== Task description ==
Extract each line bearing the word "cannot".

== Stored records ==
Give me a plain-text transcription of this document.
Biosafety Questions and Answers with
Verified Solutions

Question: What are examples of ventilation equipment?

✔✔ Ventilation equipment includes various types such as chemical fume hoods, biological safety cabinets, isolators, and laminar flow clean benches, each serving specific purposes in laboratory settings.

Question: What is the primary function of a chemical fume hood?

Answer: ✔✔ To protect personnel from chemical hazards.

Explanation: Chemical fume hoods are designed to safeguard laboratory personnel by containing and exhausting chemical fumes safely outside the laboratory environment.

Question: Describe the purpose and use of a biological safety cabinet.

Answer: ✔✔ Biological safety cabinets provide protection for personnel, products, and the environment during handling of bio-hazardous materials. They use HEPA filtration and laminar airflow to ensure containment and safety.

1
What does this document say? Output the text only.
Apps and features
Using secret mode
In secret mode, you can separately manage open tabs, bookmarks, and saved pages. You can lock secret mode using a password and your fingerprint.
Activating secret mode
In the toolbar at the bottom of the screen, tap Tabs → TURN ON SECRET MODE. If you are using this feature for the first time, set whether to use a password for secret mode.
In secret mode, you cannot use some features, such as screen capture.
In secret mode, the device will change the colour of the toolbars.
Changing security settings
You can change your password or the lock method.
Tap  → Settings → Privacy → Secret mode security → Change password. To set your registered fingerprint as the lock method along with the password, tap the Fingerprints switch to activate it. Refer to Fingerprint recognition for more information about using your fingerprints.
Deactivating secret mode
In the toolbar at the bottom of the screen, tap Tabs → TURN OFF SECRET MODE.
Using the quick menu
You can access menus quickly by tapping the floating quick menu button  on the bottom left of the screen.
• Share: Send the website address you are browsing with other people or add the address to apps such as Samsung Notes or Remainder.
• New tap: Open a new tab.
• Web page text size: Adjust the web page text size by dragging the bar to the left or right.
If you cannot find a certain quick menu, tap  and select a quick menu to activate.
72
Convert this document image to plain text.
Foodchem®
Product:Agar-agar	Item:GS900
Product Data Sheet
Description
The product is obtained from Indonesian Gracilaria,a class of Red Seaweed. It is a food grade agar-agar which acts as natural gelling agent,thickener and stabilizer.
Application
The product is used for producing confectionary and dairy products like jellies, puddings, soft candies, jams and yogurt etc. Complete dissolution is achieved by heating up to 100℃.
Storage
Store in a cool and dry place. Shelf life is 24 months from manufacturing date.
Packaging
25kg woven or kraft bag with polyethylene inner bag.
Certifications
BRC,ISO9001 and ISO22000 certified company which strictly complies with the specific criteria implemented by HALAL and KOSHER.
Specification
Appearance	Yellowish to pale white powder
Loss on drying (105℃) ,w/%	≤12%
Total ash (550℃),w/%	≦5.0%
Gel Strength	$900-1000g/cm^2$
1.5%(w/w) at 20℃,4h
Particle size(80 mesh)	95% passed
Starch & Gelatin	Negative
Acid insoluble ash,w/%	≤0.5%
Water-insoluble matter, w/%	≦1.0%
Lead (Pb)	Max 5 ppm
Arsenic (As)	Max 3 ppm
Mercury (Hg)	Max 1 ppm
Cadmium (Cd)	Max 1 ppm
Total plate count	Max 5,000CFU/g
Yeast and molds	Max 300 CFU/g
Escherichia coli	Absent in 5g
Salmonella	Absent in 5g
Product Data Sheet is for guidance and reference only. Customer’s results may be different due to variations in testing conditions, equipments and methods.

== Solution to the problem ==
In secret mode, you cannot use some features, such as screen capture.
If you cannot find a certain quick menu, tap  and select a quick menu to activate.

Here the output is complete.